PROBLEM REQUIREMENTS
Each record below should appear again exactly as written.

Data extracted from a collection
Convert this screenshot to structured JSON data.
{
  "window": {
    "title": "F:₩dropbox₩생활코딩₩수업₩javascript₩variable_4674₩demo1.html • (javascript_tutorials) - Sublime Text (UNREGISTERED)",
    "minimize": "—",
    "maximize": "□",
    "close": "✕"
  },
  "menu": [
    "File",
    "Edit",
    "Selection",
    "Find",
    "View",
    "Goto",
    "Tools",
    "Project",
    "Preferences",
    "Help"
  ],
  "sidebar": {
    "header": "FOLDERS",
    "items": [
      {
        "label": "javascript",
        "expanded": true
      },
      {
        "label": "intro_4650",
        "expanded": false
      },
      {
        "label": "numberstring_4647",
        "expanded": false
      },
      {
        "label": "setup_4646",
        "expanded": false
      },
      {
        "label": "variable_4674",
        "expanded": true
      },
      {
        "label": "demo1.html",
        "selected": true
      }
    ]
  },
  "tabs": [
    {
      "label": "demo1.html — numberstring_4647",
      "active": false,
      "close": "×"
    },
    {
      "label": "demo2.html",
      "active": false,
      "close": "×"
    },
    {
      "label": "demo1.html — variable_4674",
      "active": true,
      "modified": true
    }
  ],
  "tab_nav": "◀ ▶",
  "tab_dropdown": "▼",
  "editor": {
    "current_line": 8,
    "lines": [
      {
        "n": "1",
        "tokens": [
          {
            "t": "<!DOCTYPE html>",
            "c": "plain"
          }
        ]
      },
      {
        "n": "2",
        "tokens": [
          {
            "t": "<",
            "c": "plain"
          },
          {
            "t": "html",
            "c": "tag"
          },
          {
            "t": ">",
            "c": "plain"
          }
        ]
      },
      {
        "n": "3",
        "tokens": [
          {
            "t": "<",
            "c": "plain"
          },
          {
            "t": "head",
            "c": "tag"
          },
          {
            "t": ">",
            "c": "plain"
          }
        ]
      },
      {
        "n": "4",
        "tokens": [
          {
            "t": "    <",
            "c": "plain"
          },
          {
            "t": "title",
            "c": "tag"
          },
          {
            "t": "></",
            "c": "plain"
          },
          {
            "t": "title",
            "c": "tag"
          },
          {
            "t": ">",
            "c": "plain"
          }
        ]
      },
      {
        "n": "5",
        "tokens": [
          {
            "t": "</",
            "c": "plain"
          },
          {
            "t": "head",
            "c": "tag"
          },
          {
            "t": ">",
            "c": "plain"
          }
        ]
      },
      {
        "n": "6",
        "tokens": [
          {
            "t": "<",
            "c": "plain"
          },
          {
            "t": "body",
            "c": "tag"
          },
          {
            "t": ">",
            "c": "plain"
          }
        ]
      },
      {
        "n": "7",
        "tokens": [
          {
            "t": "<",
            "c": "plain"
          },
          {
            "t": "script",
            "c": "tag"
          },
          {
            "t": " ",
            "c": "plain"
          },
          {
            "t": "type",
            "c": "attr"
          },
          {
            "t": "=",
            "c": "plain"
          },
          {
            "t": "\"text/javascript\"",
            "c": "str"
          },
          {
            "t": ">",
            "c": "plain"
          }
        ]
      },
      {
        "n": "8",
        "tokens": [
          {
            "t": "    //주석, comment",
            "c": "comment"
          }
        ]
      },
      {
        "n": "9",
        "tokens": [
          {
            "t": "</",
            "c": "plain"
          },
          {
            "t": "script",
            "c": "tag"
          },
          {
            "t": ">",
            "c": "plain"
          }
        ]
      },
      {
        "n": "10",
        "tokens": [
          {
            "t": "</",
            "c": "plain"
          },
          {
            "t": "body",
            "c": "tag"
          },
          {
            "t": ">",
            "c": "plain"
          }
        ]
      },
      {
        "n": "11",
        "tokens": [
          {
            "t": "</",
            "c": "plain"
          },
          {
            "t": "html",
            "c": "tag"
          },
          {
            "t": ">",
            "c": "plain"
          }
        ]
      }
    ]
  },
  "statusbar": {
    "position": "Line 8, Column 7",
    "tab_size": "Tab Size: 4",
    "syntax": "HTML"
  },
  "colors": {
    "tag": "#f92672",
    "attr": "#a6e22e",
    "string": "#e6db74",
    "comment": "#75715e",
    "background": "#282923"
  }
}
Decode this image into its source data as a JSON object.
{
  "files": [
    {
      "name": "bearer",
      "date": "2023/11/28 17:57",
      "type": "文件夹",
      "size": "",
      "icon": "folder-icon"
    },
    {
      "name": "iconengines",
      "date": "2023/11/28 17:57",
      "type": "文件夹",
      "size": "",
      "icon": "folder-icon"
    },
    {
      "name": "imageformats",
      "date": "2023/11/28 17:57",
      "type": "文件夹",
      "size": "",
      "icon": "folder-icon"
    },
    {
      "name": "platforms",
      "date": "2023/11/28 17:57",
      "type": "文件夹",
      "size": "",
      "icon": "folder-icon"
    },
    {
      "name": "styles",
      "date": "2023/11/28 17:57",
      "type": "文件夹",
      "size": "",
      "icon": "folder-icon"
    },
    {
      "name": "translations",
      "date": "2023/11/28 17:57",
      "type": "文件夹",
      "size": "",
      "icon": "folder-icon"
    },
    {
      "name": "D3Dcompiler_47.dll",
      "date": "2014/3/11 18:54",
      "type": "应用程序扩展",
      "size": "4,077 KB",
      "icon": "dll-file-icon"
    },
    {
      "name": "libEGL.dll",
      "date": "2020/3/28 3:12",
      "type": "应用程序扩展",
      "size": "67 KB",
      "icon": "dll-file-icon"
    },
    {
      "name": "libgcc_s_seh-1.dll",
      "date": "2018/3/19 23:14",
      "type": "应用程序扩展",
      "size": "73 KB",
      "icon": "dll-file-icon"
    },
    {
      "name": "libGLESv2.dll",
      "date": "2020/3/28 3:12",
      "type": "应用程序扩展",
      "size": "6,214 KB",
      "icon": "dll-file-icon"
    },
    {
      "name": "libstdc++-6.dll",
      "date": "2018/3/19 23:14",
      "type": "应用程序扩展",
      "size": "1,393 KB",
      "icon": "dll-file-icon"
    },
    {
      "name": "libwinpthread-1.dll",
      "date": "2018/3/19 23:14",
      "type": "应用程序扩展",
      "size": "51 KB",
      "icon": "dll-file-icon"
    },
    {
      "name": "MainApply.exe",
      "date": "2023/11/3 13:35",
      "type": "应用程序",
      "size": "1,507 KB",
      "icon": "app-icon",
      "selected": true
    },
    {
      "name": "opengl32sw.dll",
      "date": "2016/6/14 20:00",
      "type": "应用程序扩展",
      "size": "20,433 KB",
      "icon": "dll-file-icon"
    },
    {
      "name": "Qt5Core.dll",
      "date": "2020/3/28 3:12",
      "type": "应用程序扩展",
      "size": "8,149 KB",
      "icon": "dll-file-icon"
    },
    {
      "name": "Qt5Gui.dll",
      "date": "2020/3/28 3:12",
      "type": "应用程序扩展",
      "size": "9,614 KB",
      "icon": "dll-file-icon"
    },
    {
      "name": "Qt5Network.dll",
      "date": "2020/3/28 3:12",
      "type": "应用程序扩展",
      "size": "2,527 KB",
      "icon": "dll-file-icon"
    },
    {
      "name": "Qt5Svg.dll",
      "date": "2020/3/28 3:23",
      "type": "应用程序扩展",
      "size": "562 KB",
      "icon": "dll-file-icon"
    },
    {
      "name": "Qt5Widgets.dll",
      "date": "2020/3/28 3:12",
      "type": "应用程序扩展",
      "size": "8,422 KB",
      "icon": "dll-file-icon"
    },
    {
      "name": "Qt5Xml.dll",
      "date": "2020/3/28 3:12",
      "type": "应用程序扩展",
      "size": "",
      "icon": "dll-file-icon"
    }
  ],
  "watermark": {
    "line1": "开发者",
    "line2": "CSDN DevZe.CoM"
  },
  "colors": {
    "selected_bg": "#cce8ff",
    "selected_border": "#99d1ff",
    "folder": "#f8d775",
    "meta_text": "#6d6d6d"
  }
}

TASK OUTPUT
Convert this screenshot to structured JSON data.
{
  "window": {
    "title": "F:₩dropbox₩생활코딩₩수업₩javascript₩variable_4674₩demo1.html • (javascript_tutorials) - Sublime Text (UNREGISTERED)",
    "minimize": "—",
    "maximize": "□",
    "close": "✕"
  },
  "menu": [
    "File",
    "Edit",
    "Selection",
    "Find",
    "View",
    "Goto",
    "Tools",
    "Project",
    "Preferences",
    "Help"
  ],
  "sidebar": {
    "header": "FOLDERS",
    "items": [
      {
        "label": "javascript",
        "expanded": true
      },
      {
        "label": "intro_4650",
        "expanded": false
      },
      {
        "label": "numberstring_4647",
        "expanded": false
      },
      {
        "label": "setup_4646",
        "expanded": false
      },
      {
        "label": "variable_4674",
        "expanded": true
      },
      {
        "label": "demo1.html",
        "selected": true
      }
    ]
  },
  "tabs": [
    {
      "label": "demo1.html — numberstring_4647",
      "active": false,
      "close": "×"
    },
    {
      "label": "demo2.html",
      "active": false,
      "close": "×"
    },
    {
      "label": "demo1.html — variable_4674",
      "active": true,
      "modified": true
    }
  ],
  "tab_nav": "◀ ▶",
  "tab_dropdown": "▼",
  "editor": {
    "current_line": 8,
    "lines": [
      {
        "n": "1",
        "tokens": [
          {
            "t": "<!DOCTYPE html>",
            "c": "plain"
          }
        ]
      },
      {
        "n": "2",
        "tokens": [
          {
            "t": "<",
            "c": "plain"
          },
          {
            "t": "html",
            "c": "tag"
          },
          {
            "t": ">",
            "c": "plain"
          }
        ]
      },
      {
        "n": "3",
        "tokens": [
          {
            "t": "<",
            "c": "plain"
          },
          {
            "t": "head",
            "c": "tag"
          },
          {
            "t": ">",
            "c": "plain"
          }
        ]
      },
      {
        "n": "4",
        "tokens": [
          {
            "t": "    <",
            "c": "plain"
          },
          {
            "t": "title",
            "c": "tag"
          },
          {
            "t": "></",
            "c": "plain"
          },
          {
            "t": "title",
            "c": "tag"
          },
          {
            "t": ">",
            "c": "plain"
          }
        ]
      },
      {
        "n": "5",
        "tokens": [
          {
            "t": "</",
            "c": "plain"
          },
          {
            "t": "head",
            "c": "tag"
          },
          {
            "t": ">",
            "c": "plain"
          }
        ]
      },
      {
        "n": "6",
        "tokens": [
          {
            "t": "<",
            "c": "plain"
          },
          {
            "t": "body",
            "c": "tag"
          },
          {
            "t": ">",
            "c": "plain"
          }
        ]
      },
      {
        "n": "7",
        "tokens": [
          {
            "t": "<",
            "c": "plain"
          },
          {
            "t": "script",
            "c": "tag"
          },
          {
            "t": " ",
            "c": "plain"
          },
          {
            "t": "type",
            "c": "attr"
          },
          {
            "t": "=",
            "c": "plain"
          },
          {
            "t": "\"text/javascript\"",
            "c": "str"
          },
          {
            "t": ">",
            "c": "plain"
          }
        ]
      },
      {
        "n": "8",
        "tokens": [
          {
            "t": "    //주석, comment",
            "c": "comment"
          }
        ]
      },
      {
        "n": "9",
        "tokens": [
          {
            "t": "</",
            "c": "plain"
          },
          {
            "t": "script",
            "c": "tag"
          },
          {
            "t": ">",
            "c": "plain"
          }
        ]
      },
      {
        "n": "10",
        "tokens": [
          {
            "t": "</",
            "c": "plain"
          },
          {
            "t": "body",
            "c": "tag"
          },
          {
            "t": ">",
            "c": "plain"
          }
        ]
      },
      {
        "n": "11",
        "tokens": [
          {
            "t": "</",
            "c": "plain"
          },
          {
            "t": "html",
            "c": "tag"
          },
          {
            "t": ">",
            "c": "plain"
          }
        ]
      }
    ]
  },
  "statusbar": {
    "position": "Line 8, Column 7",
    "tab_size": "Tab Size: 4",
    "syntax": "HTML"
  },
  "colors": {
    "tag": "#f92672",
    "attr": "#a6e22e",
    "string": "#e6db74",
    "comment": "#75715e",
    "background": "#282923"
  }
}
Decode this image into its source data as a JSON object.
{
  "files": [
    {
      "name": "bearer",
      "date": "2023/11/28 17:57",
      "type": "文件夹",
      "size": "",
      "icon": "folder-icon"
    },
    {
      "name": "iconengines",
      "date": "2023/11/28 17:57",
      "type": "文件夹",
      "size": "",
      "icon": "folder-icon"
    },
    {
      "name": "imageformats",
      "date": "2023/11/28 17:57",
      "type": "文件夹",
      "size": "",
      "icon": "folder-icon"
    },
    {
      "name": "platforms",
      "date": "2023/11/28 17:57",
      "type": "文件夹",
      "size": "",
      "icon": "folder-icon"
    },
    {
      "name": "styles",
      "date": "2023/11/28 17:57",
      "type": "文件夹",
      "size": "",
      "icon": "folder-icon"
    },
    {
      "name": "translations",
      "date": "2023/11/28 17:57",
      "type": "文件夹",
      "size": "",
      "icon": "folder-icon"
    },
    {
      "name": "D3Dcompiler_47.dll",
      "date": "2014/3/11 18:54",
      "type": "应用程序扩展",
      "size": "4,077 KB",
      "icon": "dll-file-icon"
    },
    {
      "name": "libEGL.dll",
      "date": "2020/3/28 3:12",
      "type": "应用程序扩展",
      "size": "67 KB",
      "icon": "dll-file-icon"
    },
    {
      "name": "libgcc_s_seh-1.dll",
      "date": "2018/3/19 23:14",
      "type": "应用程序扩展",
      "size": "73 KB",
      "icon": "dll-file-icon"
    },
    {
      "name": "libGLESv2.dll",
      "date": "2020/3/28 3:12",
      "type": "应用程序扩展",
      "size": "6,214 KB",
      "icon": "dll-file-icon"
    },
    {
      "name": "libstdc++-6.dll",
      "date": "2018/3/19 23:14",
      "type": "应用程序扩展",
      "size": "1,393 KB",
      "icon": "dll-file-icon"
    },
    {
      "name": "libwinpthread-1.dll",
      "date": "2018/3/19 23:14",
      "type": "应用程序扩展",
      "size": "51 KB",
      "icon": "dll-file-icon"
    },
    {
      "name": "MainApply.exe",
      "date": "2023/11/3 13:35",
      "type": "应用程序",
      "size": "1,507 KB",
      "icon": "app-icon",
      "selected": true
    },
    {
      "name": "opengl32sw.dll",
      "date": "2016/6/14 20:00",
      "type": "应用程序扩展",
      "size": "20,433 KB",
      "icon": "dll-file-icon"
    },
    {
      "name": "Qt5Core.dll",
      "date": "2020/3/28 3:12",
      "type": "应用程序扩展",
      "size": "8,149 KB",
      "icon": "dll-file-icon"
    },
    {
      "name": "Qt5Gui.dll",
      "date": "2020/3/28 3:12",
      "type": "应用程序扩展",
      "size": "9,614 KB",
      "icon": "dll-file-icon"
    },
    {
      "name": "Qt5Network.dll",
      "date": "2020/3/28 3:12",
      "type": "应用程序扩展",
      "size": "2,527 KB",
      "icon": "dll-file-icon"
    },
    {
      "name": "Qt5Svg.dll",
      "date": "2020/3/28 3:23",
      "type": "应用程序扩展",
      "size": "562 KB",
      "icon": "dll-file-icon"
    },
    {
      "name": "Qt5Widgets.dll",
      "date": "2020/3/28 3:12",
      "type": "应用程序扩展",
      "size": "8,422 KB",
      "icon": "dll-file-icon"
    },
    {
      "name": "Qt5Xml.dll",
      "date": "2020/3/28 3:12",
      "type": "应用程序扩展",
      "size": "",
      "icon": "dll-file-icon"
    }
  ],
  "watermark": {
    "line1": "开发者",
    "line2": "CSDN DevZe.CoM"
  },
  "colors": {
    "selected_bg": "#cce8ff",
    "selected_border": "#99d1ff",
    "folder": "#f8d775",
    "meta_text": "#6d6d6d"
  }
}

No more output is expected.